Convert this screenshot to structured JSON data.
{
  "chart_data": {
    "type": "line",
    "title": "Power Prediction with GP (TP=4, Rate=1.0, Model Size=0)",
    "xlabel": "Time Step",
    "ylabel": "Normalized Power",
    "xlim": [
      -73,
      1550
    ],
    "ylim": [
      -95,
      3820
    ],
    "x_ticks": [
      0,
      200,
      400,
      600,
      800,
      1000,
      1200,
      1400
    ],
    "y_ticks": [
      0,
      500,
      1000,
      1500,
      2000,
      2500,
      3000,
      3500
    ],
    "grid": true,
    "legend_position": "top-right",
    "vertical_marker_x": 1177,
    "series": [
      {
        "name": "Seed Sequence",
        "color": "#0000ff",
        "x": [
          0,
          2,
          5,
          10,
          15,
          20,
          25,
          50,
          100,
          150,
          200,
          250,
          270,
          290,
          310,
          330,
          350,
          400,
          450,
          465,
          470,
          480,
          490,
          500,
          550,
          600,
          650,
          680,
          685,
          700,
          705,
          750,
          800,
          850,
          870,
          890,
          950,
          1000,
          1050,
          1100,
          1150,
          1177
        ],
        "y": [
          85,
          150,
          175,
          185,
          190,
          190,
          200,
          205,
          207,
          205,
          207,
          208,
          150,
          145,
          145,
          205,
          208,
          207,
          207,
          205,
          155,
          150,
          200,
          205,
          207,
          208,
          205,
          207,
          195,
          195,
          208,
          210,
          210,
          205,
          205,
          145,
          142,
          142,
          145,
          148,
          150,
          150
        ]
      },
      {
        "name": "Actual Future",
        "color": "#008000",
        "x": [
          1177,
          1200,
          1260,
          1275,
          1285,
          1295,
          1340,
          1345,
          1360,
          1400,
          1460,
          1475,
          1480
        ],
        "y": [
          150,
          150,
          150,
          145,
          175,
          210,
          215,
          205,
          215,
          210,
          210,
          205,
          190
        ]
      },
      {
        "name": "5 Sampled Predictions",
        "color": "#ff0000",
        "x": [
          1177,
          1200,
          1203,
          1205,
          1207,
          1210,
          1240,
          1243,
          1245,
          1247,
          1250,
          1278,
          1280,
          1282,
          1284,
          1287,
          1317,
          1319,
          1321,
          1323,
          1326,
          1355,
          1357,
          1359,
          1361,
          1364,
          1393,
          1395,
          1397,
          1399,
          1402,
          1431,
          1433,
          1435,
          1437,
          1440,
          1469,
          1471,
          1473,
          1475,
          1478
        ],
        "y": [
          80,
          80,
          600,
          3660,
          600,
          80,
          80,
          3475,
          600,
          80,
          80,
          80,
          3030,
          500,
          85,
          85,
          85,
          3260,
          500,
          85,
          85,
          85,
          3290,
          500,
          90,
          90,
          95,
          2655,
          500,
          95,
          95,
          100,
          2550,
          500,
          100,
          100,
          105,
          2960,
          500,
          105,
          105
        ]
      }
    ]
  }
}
● ● ● ●
Repeat the data precisely, reproducing every entry.

Convert this screenshot to structured JSON data.
{
  "chart_data": {
    "type": "line",
    "title": "Power Prediction with GP (TP=4, Rate=1.0, Model Size=0)",
    "xlabel": "Time Step",
    "ylabel": "Normalized Power",
    "xlim": [
      -73,
      1550
    ],
    "ylim": [
      -95,
      3820
    ],
    "x_ticks": [
      0,
      200,
      400,
      600,
      800,
      1000,
      1200,
      1400
    ],
    "y_ticks": [
      0,
      500,
      1000,
      1500,
      2000,
      2500,
      3000,
      3500
    ],
    "grid": true,
    "legend_position": "top-right",
    "vertical_marker_x": 1177,
    "series": [
      {
        "name": "Seed Sequence",
        "color": "#0000ff",
        "x": [
          0,
          2,
          5,
          10,
          15,
          20,
          25,
          50,
          100,
          150,
          200,
          250,
          270,
          290,
          310,
          330,
          350,
          400,
          450,
          465,
          470,
          480,
          490,
          500,
          550,
          600,
          650,
          680,
          685,
          700,
          705,
          750,
          800,
          850,
          870,
          890,
          950,
          1000,
          1050,
          1100,
          1150,
          1177
        ],
        "y": [
          85,
          150,
          175,
          185,
          190,
          190,
          200,
          205,
          207,
          205,
          207,
          208,
          150,
          145,
          145,
          205,
          208,
          207,
          207,
          205,
          155,
          150,
          200,
          205,
          207,
          208,
          205,
          207,
          195,
          195,
          208,
          210,
          210,
          205,
          205,
          145,
          142,
          142,
          145,
          148,
          150,
          150
        ]
      },
      {
        "name": "Actual Future",
        "color": "#008000",
        "x": [
          1177,
          1200,
          1260,
          1275,
          1285,
          1295,
          1340,
          1345,
          1360,
          1400,
          1460,
          1475,
          1480
        ],
        "y": [
          150,
          150,
          150,
          145,
          175,
          210,
          215,
          205,
          215,
          210,
          210,
          205,
          190
        ]
      },
      {
        "name": "5 Sampled Predictions",
        "color": "#ff0000",
        "x": [
          1177,
          1200,
          1203,
          1205,
          1207,
          1210,
          1240,
          1243,
          1245,
          1247,
          1250,
          1278,
          1280,
          1282,
          1284,
          1287,
          1317,
          1319,
          1321,
          1323,
          1326,
          1355,
          1357,
          1359,
          1361,
          1364,
          1393,
          1395,
          1397,
          1399,
          1402,
          1431,
          1433,
          1435,
          1437,
          1440,
          1469,
          1471,
          1473,
          1475,
          1478
        ],
        "y": [
          80,
          80,
          600,
          3660,
          600,
          80,
          80,
          3475,
          600,
          80,
          80,
          80,
          3030,
          500,
          85,
          85,
          85,
          3260,
          500,
          85,
          85,
          85,
          3290,
          500,
          90,
          90,
          95,
          2655,
          500,
          95,
          95,
          100,
          2550,
          500,
          100,
          100,
          105,
          2960,
          500,
          105,
          105
        ]
      }
    ]
  }
}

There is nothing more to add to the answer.